Data records:
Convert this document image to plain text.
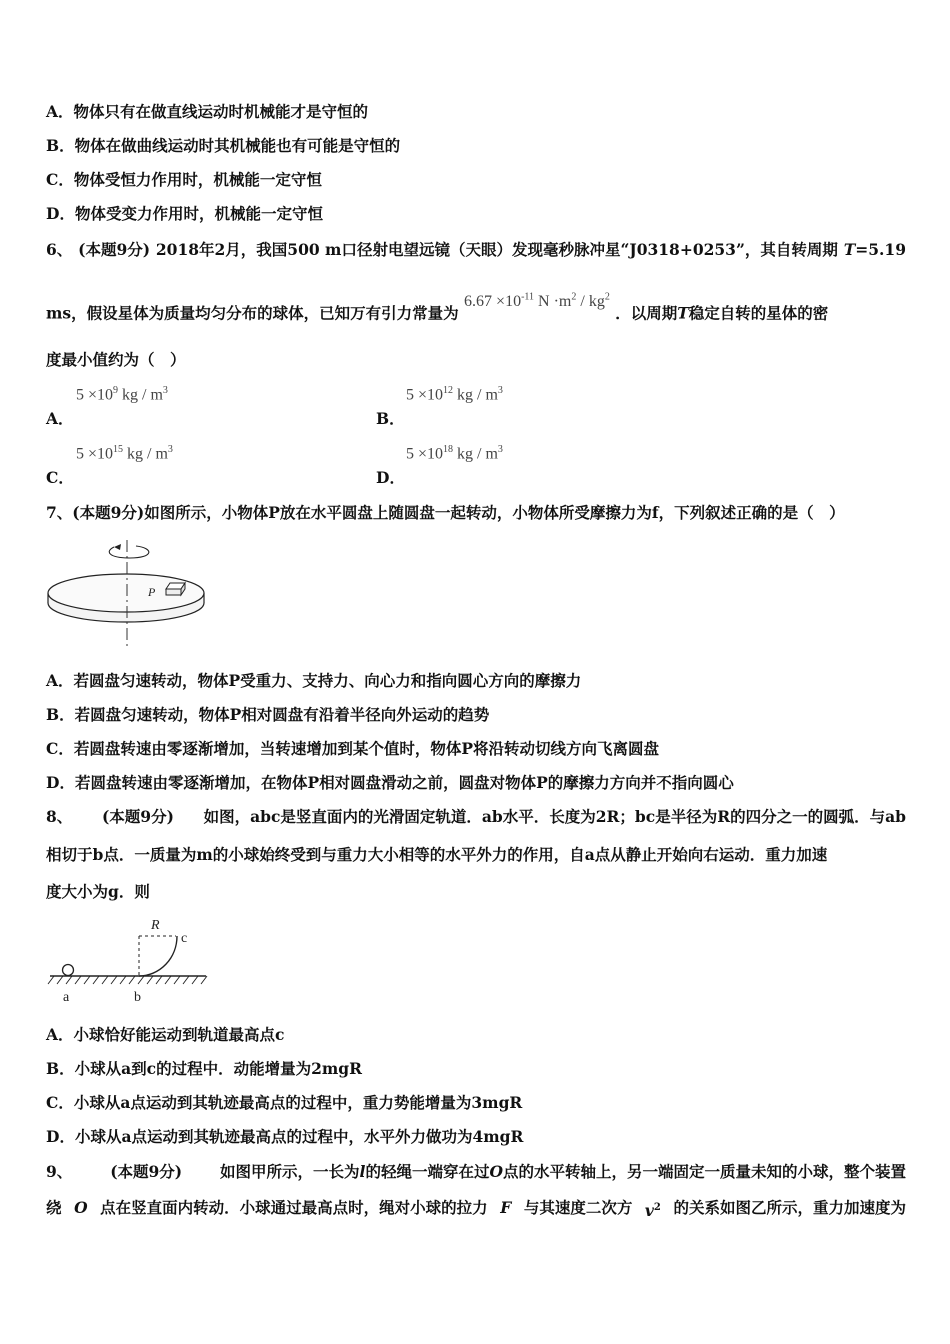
A．物体只有在做直线运动时机械能才是守恒的
B．物体在做曲线运动时其机械能也有可能是守恒的
C．物体受恒力作用时，机械能一定守恒
D．物体受变力作用时，机械能一定守恒
6、 (本题9分) 2018年2月，我国500 m口径射电望远镜（天眼）发现毫秒脉冲星“J0318+0253”，其自转周期 T=5.19
ms，假设星体为质量均匀分布的球体，已知万有引力常量为 $6.67 \times 10^{-11}$ $N \cdot m^2 / kg^2$ ．以周期T稳定自转的星体的密
度最小值约为（　）
A．
$5 \times 10^9$ kg / $m^3$
B．
$5 \times 10^{12}$ kg / $m^3$
C．
$5 \times 10^{15}$ kg / $m^3$
D．
$5 \times 10^{18}$ kg / $m^3$
7、(本题9分)如图所示，小物体P放在水平圆盘上随圆盘一起转动，小物体所受摩擦力为f，下列叙述正确的是（　）
P
A．若圆盘匀速转动，物体P受重力、支持力、向心力和指向圆心方向的摩擦力
B．若圆盘匀速转动，物体P相对圆盘有沿着半径向外运动的趋势
C．若圆盘转速由零逐渐增加，当转速增加到某个值时，物体P将沿转动切线方向飞离圆盘
D．若圆盘转速由零逐渐增加，在物体P相对圆盘滑动之前，圆盘对物体P的摩擦力方向并不指向圆心
8、 (本题9分) 如图，abc是竖直面内的光滑固定轨道．ab水平．长度为2R；bc是半径为R的四分之一的圆弧．与ab
相切于b点．一质量为m的小球始终受到与重力大小相等的水平外力的作用，自a点从静止开始向右运动．重力加速
度大小为g．则
R
c
a	b
A．小球恰好能运动到轨道最高点c
B．小球从a到c的过程中．动能增量为2mgR
C．小球从a点运动到其轨迹最高点的过程中，重力势能增量为3mgR
D．小球从a点运动到其轨迹最高点的过程中，水平外力做功为4mgR
9、 (本题9分) 如图甲所示，一长为l的轻绳一端穿在过O点的水平转轴上，另一端固定一质量未知的小球，整个装置
绕 O 点在竖直面内转动．小球通过最高点时，绳对小球的拉力 F 与其速度二次方 $v^2$ 的关系如图乙所示，重力加速度为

YOUR TASK: Set out every line from the material that contains the string "机械能一定守恒".

CORRECT OUTPUT:
C．物体受恒力作用时，机械能一定守恒
D．物体受变力作用时，机械能一定守恒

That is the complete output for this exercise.